Data entries
================================
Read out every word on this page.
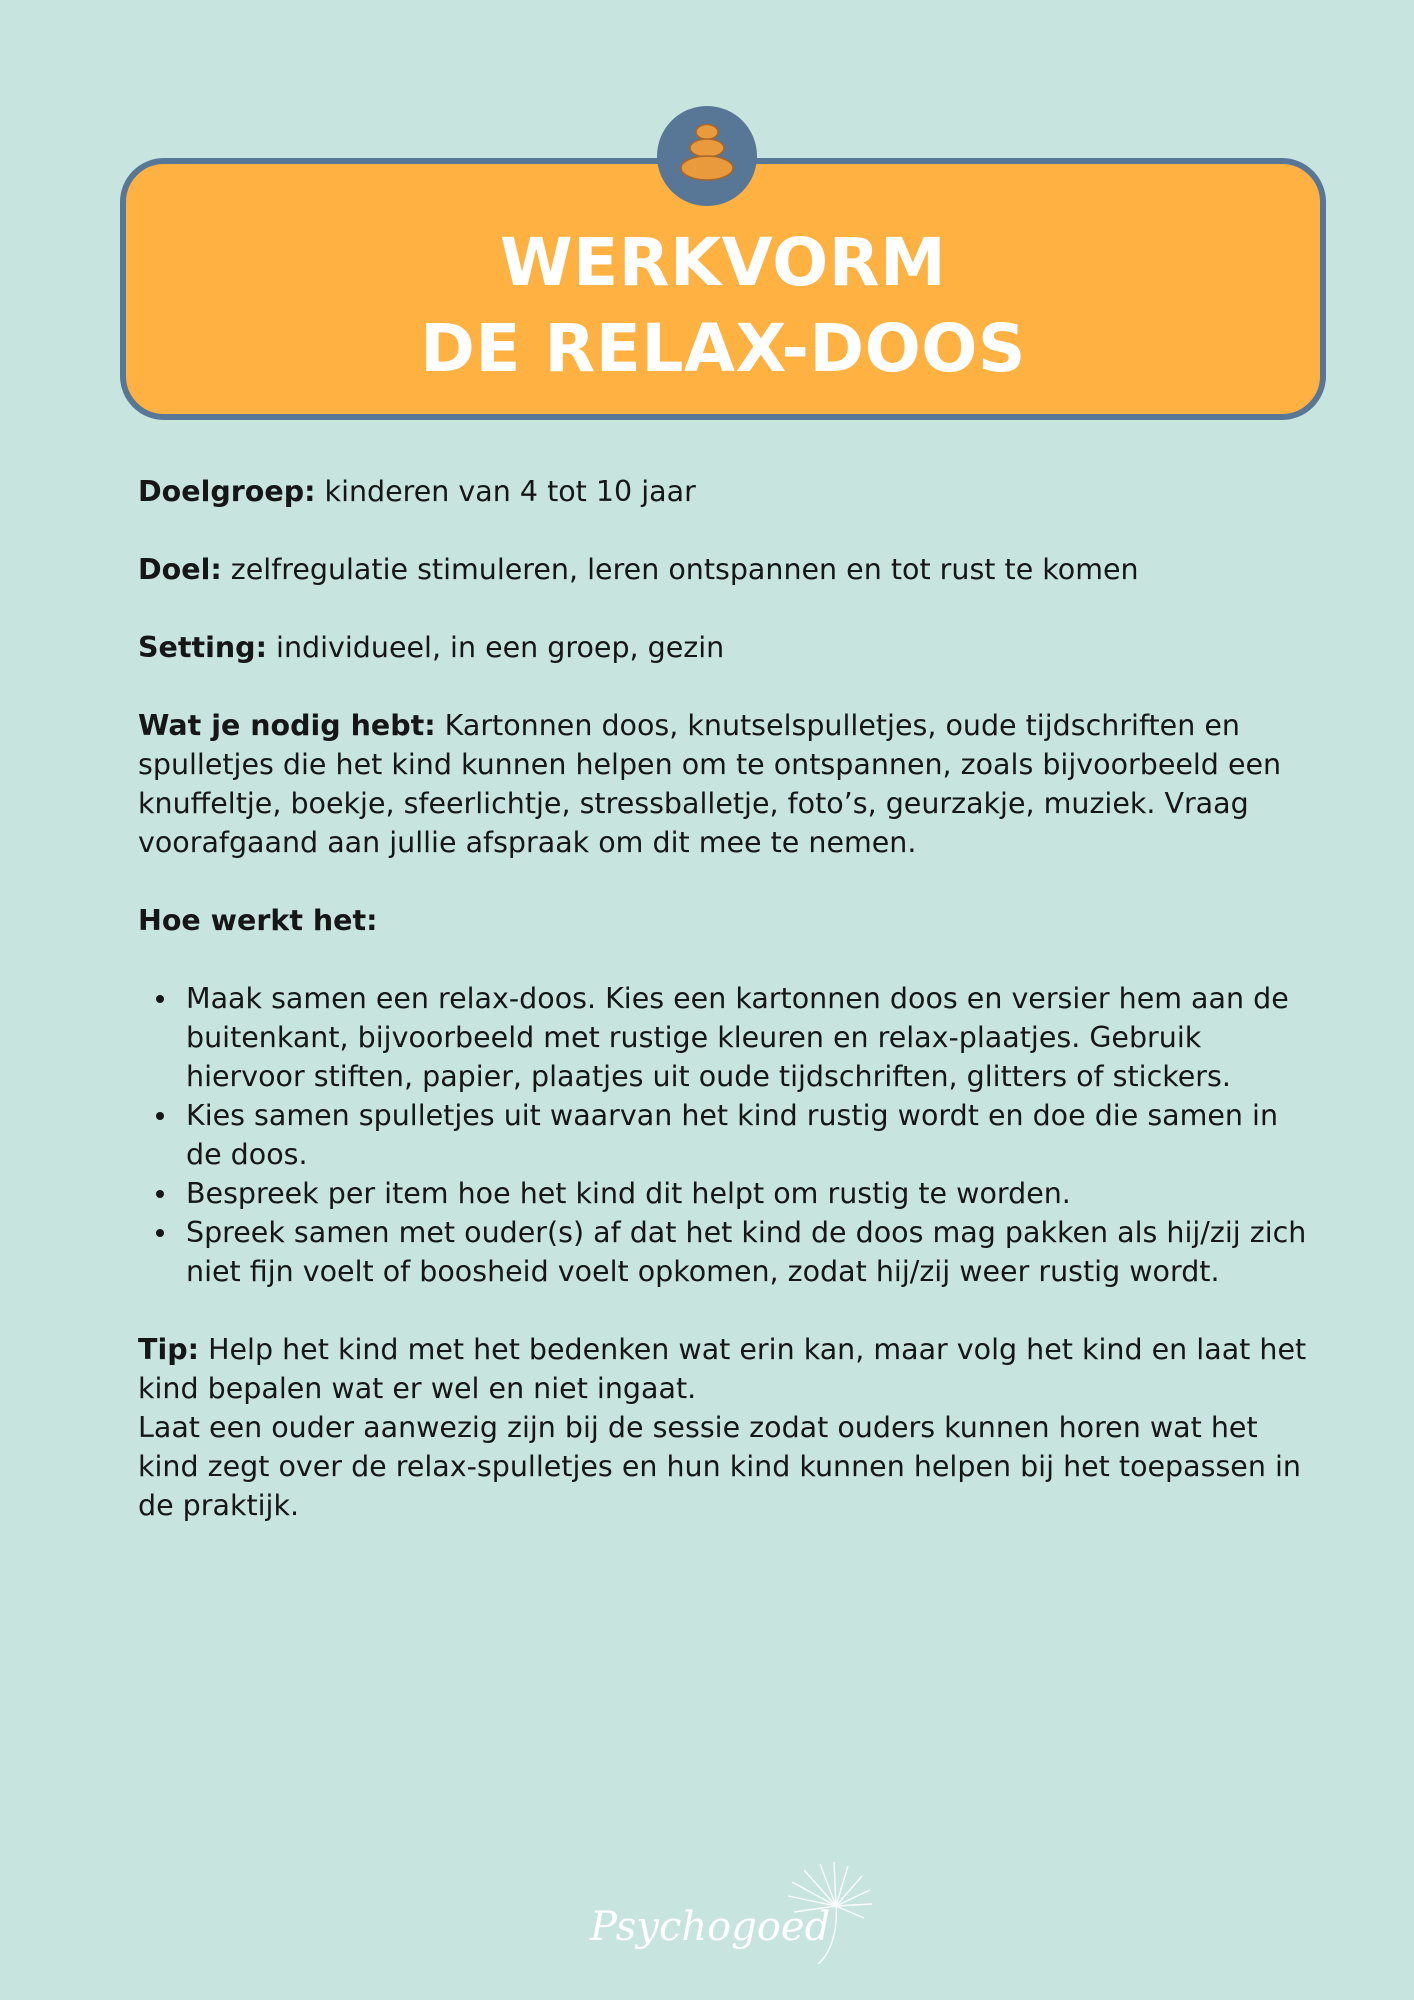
WERKVORM
DE RELAX-DOOS

Doelgroep: kinderen van 4 tot 10 jaar

Doel: zelfregulatie stimuleren, leren ontspannen en tot rust te komen

Setting: individueel, in een groep, gezin

Wat je nodig hebt: Kartonnen doos, knutselspulletjes, oude tijdschriften en spulletjes die het kind kunnen helpen om te ontspannen, zoals bijvoorbeeld een knuffeltje, boekje, sfeerlichtje, stressballetje, foto’s, geurzakje, muziek. Vraag voorafgaand aan jullie afspraak om dit mee te nemen.

Hoe werkt het:

Maak samen een relax-doos. Kies een kartonnen doos en versier hem aan de buitenkant, bijvoorbeeld met rustige kleuren en relax-plaatjes. Gebruik hiervoor stiften, papier, plaatjes uit oude tijdschriften, glitters of stickers.
Kies samen spulletjes uit waarvan het kind rustig wordt en doe die samen in de doos.
Bespreek per item hoe het kind dit helpt om rustig te worden.
Spreek samen met ouder(s) af dat het kind de doos mag pakken als hij/zij zich niet fijn voelt of boosheid voelt opkomen, zodat hij/zij weer rustig wordt.

Tip: Help het kind met het bedenken wat erin kan, maar volg het kind en laat het kind bepalen wat er wel en niet ingaat.
Laat een ouder aanwezig zijn bij de sessie zodat ouders kunnen horen wat het kind zegt over de relax-spulletjes en hun kind kunnen helpen bij het toepassen in de praktijk.

Psychogoed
================================
• Work instructions: Make an exact copy of the records above, with the pictures left out.

• Exercise response:
Read out every word on this page.
WERKVORM
DE RELAX-DOOS

Doelgroep: kinderen van 4 tot 10 jaar

Doel: zelfregulatie stimuleren, leren ontspannen en tot rust te komen

Setting: individueel, in een groep, gezin

Wat je nodig hebt: Kartonnen doos, knutselspulletjes, oude tijdschriften en spulletjes die het kind kunnen helpen om te ontspannen, zoals bijvoorbeeld een knuffeltje, boekje, sfeerlichtje, stressballetje, foto’s, geurzakje, muziek. Vraag voorafgaand aan jullie afspraak om dit mee te nemen.

Hoe werkt het:

Maak samen een relax-doos. Kies een kartonnen doos en versier hem aan de buitenkant, bijvoorbeeld met rustige kleuren en relax-plaatjes. Gebruik hiervoor stiften, papier, plaatjes uit oude tijdschriften, glitters of stickers.
Kies samen spulletjes uit waarvan het kind rustig wordt en doe die samen in de doos.
Bespreek per item hoe het kind dit helpt om rustig te worden.
Spreek samen met ouder(s) af dat het kind de doos mag pakken als hij/zij zich niet fijn voelt of boosheid voelt opkomen, zodat hij/zij weer rustig wordt.

Tip: Help het kind met het bedenken wat erin kan, maar volg het kind en laat het kind bepalen wat er wel en niet ingaat.
Laat een ouder aanwezig zijn bij de sessie zodat ouders kunnen horen wat het kind zegt over de relax-spulletjes en hun kind kunnen helpen bij het toepassen in de praktijk.

Psychogoed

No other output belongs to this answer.